• **What you should do**: Copy every line of the material below word for word.

(Excerpts from a figure dataset)
## BEGIN
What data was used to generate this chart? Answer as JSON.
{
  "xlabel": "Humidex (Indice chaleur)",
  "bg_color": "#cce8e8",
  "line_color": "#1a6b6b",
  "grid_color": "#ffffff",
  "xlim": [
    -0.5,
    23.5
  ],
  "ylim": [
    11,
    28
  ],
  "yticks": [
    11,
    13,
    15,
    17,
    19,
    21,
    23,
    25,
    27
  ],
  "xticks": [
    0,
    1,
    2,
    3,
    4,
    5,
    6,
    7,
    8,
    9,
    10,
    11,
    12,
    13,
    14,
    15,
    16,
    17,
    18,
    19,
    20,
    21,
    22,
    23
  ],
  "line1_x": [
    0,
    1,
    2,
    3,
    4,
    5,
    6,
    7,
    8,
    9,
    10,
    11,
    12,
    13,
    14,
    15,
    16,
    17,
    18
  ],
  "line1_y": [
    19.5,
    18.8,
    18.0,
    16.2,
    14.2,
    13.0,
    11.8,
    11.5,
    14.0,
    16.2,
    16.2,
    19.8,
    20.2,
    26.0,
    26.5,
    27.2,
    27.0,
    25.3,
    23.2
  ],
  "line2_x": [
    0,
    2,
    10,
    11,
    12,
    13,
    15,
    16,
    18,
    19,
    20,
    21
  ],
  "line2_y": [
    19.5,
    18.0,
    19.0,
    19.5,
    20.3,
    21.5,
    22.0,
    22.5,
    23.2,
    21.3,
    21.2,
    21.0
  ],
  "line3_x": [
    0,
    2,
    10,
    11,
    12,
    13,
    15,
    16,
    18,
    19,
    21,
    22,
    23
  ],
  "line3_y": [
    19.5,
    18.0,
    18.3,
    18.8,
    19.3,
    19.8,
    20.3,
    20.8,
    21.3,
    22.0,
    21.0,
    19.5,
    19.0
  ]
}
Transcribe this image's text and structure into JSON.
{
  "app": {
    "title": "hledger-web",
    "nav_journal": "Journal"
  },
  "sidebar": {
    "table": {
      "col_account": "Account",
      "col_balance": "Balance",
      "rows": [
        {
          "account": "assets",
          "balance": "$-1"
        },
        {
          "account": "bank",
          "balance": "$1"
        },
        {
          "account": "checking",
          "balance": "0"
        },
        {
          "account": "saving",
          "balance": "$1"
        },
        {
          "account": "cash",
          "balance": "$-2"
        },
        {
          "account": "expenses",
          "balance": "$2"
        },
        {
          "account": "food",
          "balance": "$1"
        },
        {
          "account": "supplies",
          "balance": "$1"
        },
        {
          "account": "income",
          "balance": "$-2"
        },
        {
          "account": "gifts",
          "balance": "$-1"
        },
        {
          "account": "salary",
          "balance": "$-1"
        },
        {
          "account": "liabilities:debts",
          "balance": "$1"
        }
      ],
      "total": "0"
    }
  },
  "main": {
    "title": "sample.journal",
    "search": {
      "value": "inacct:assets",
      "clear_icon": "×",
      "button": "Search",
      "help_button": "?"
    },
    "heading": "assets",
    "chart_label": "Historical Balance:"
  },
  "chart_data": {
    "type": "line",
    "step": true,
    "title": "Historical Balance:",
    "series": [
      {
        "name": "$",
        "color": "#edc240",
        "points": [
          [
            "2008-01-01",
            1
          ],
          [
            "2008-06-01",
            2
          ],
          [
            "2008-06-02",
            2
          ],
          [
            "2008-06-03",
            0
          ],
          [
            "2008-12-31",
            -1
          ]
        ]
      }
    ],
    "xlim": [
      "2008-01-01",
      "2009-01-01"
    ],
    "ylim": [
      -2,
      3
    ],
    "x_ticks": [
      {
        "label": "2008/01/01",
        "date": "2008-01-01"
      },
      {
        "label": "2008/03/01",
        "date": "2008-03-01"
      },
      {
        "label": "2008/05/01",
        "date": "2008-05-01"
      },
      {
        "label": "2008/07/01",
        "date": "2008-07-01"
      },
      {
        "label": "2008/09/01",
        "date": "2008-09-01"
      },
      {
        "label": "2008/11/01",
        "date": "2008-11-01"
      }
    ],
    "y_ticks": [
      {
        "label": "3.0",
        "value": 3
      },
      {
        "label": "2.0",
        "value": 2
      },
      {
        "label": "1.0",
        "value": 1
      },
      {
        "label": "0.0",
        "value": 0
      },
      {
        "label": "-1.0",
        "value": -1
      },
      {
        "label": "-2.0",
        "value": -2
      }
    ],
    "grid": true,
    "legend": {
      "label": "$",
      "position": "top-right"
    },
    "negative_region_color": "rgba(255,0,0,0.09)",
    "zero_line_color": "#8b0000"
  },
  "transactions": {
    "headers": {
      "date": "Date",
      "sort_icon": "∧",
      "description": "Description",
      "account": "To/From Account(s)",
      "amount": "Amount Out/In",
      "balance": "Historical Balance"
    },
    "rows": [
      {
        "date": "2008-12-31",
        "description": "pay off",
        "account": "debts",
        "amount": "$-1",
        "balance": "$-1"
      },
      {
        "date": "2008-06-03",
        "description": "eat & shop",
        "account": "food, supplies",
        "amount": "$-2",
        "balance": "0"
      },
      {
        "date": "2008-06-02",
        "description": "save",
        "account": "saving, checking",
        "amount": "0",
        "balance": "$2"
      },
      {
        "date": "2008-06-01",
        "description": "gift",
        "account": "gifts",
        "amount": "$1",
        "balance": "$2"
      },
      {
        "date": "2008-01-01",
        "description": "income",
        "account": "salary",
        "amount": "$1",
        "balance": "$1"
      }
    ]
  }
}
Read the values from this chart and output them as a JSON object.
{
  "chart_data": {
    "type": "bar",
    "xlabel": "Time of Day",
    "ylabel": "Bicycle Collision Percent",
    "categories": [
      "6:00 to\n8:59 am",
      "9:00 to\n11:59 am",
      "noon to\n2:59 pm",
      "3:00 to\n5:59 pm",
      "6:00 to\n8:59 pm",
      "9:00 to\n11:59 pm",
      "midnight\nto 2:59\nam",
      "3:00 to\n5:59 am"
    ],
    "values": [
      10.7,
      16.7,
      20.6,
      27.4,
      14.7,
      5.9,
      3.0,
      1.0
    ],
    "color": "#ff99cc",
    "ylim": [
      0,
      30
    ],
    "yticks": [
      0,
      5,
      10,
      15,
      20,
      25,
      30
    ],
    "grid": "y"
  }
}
## END
• **Solution for this exercise**:
What data was used to generate this chart? Answer as JSON.
{
  "xlabel": "Humidex (Indice chaleur)",
  "bg_color": "#cce8e8",
  "line_color": "#1a6b6b",
  "grid_color": "#ffffff",
  "xlim": [
    -0.5,
    23.5
  ],
  "ylim": [
    11,
    28
  ],
  "yticks": [
    11,
    13,
    15,
    17,
    19,
    21,
    23,
    25,
    27
  ],
  "xticks": [
    0,
    1,
    2,
    3,
    4,
    5,
    6,
    7,
    8,
    9,
    10,
    11,
    12,
    13,
    14,
    15,
    16,
    17,
    18,
    19,
    20,
    21,
    22,
    23
  ],
  "line1_x": [
    0,
    1,
    2,
    3,
    4,
    5,
    6,
    7,
    8,
    9,
    10,
    11,
    12,
    13,
    14,
    15,
    16,
    17,
    18
  ],
  "line1_y": [
    19.5,
    18.8,
    18.0,
    16.2,
    14.2,
    13.0,
    11.8,
    11.5,
    14.0,
    16.2,
    16.2,
    19.8,
    20.2,
    26.0,
    26.5,
    27.2,
    27.0,
    25.3,
    23.2
  ],
  "line2_x": [
    0,
    2,
    10,
    11,
    12,
    13,
    15,
    16,
    18,
    19,
    20,
    21
  ],
  "line2_y": [
    19.5,
    18.0,
    19.0,
    19.5,
    20.3,
    21.5,
    22.0,
    22.5,
    23.2,
    21.3,
    21.2,
    21.0
  ],
  "line3_x": [
    0,
    2,
    10,
    11,
    12,
    13,
    15,
    16,
    18,
    19,
    21,
    22,
    23
  ],
  "line3_y": [
    19.5,
    18.0,
    18.3,
    18.8,
    19.3,
    19.8,
    20.3,
    20.8,
    21.3,
    22.0,
    21.0,
    19.5,
    19.0
  ]
}
Transcribe this image's text and structure into JSON.
{
  "app": {
    "title": "hledger-web",
    "nav_journal": "Journal"
  },
  "sidebar": {
    "table": {
      "col_account": "Account",
      "col_balance": "Balance",
      "rows": [
        {
          "account": "assets",
          "balance": "$-1"
        },
        {
          "account": "bank",
          "balance": "$1"
        },
        {
          "account": "checking",
          "balance": "0"
        },
        {
          "account": "saving",
          "balance": "$1"
        },
        {
          "account": "cash",
          "balance": "$-2"
        },
        {
          "account": "expenses",
          "balance": "$2"
        },
        {
          "account": "food",
          "balance": "$1"
        },
        {
          "account": "supplies",
          "balance": "$1"
        },
        {
          "account": "income",
          "balance": "$-2"
        },
        {
          "account": "gifts",
          "balance": "$-1"
        },
        {
          "account": "salary",
          "balance": "$-1"
        },
        {
          "account": "liabilities:debts",
          "balance": "$1"
        }
      ],
      "total": "0"
    }
  },
  "main": {
    "title": "sample.journal",
    "search": {
      "value": "inacct:assets",
      "clear_icon": "×",
      "button": "Search",
      "help_button": "?"
    },
    "heading": "assets",
    "chart_label": "Historical Balance:"
  },
  "chart_data": {
    "type": "line",
    "step": true,
    "title": "Historical Balance:",
    "series": [
      {
        "name": "$",
        "color": "#edc240",
        "points": [
          [
            "2008-01-01",
            1
          ],
          [
            "2008-06-01",
            2
          ],
          [
            "2008-06-02",
            2
          ],
          [
            "2008-06-03",
            0
          ],
          [
            "2008-12-31",
            -1
          ]
        ]
      }
    ],
    "xlim": [
      "2008-01-01",
      "2009-01-01"
    ],
    "ylim": [
      -2,
      3
    ],
    "x_ticks": [
      {
        "label": "2008/01/01",
        "date": "2008-01-01"
      },
      {
        "label": "2008/03/01",
        "date": "2008-03-01"
      },
      {
        "label": "2008/05/01",
        "date": "2008-05-01"
      },
      {
        "label": "2008/07/01",
        "date": "2008-07-01"
      },
      {
        "label": "2008/09/01",
        "date": "2008-09-01"
      },
      {
        "label": "2008/11/01",
        "date": "2008-11-01"
      }
    ],
    "y_ticks": [
      {
        "label": "3.0",
        "value": 3
      },
      {
        "label": "2.0",
        "value": 2
      },
      {
        "label": "1.0",
        "value": 1
      },
      {
        "label": "0.0",
        "value": 0
      },
      {
        "label": "-1.0",
        "value": -1
      },
      {
        "label": "-2.0",
        "value": -2
      }
    ],
    "grid": true,
    "legend": {
      "label": "$",
      "position": "top-right"
    },
    "negative_region_color": "rgba(255,0,0,0.09)",
    "zero_line_color": "#8b0000"
  },
  "transactions": {
    "headers": {
      "date": "Date",
      "sort_icon": "∧",
      "description": "Description",
      "account": "To/From Account(s)",
      "amount": "Amount Out/In",
      "balance": "Historical Balance"
    },
    "rows": [
      {
        "date": "2008-12-31",
        "description": "pay off",
        "account": "debts",
        "amount": "$-1",
        "balance": "$-1"
      },
      {
        "date": "2008-06-03",
        "description": "eat & shop",
        "account": "food, supplies",
        "amount": "$-2",
        "balance": "0"
      },
      {
        "date": "2008-06-02",
        "description": "save",
        "account": "saving, checking",
        "amount": "0",
        "balance": "$2"
      },
      {
        "date": "2008-06-01",
        "description": "gift",
        "account": "gifts",
        "amount": "$1",
        "balance": "$2"
      },
      {
        "date": "2008-01-01",
        "description": "income",
        "account": "salary",
        "amount": "$1",
        "balance": "$1"
      }
    ]
  }
}
Read the values from this chart and output them as a JSON object.
{
  "chart_data": {
    "type": "bar",
    "xlabel": "Time of Day",
    "ylabel": "Bicycle Collision Percent",
    "categories": [
      "6:00 to\n8:59 am",
      "9:00 to\n11:59 am",
      "noon to\n2:59 pm",
      "3:00 to\n5:59 pm",
      "6:00 to\n8:59 pm",
      "9:00 to\n11:59 pm",
      "midnight\nto 2:59\nam",
      "3:00 to\n5:59 am"
    ],
    "values": [
      10.7,
      16.7,
      20.6,
      27.4,
      14.7,
      5.9,
      3.0,
      1.0
    ],
    "color": "#ff99cc",
    "ylim": [
      0,
      30
    ],
    "yticks": [
      0,
      5,
      10,
      15,
      20,
      25,
      30
    ],
    "grid": "y"
  }
}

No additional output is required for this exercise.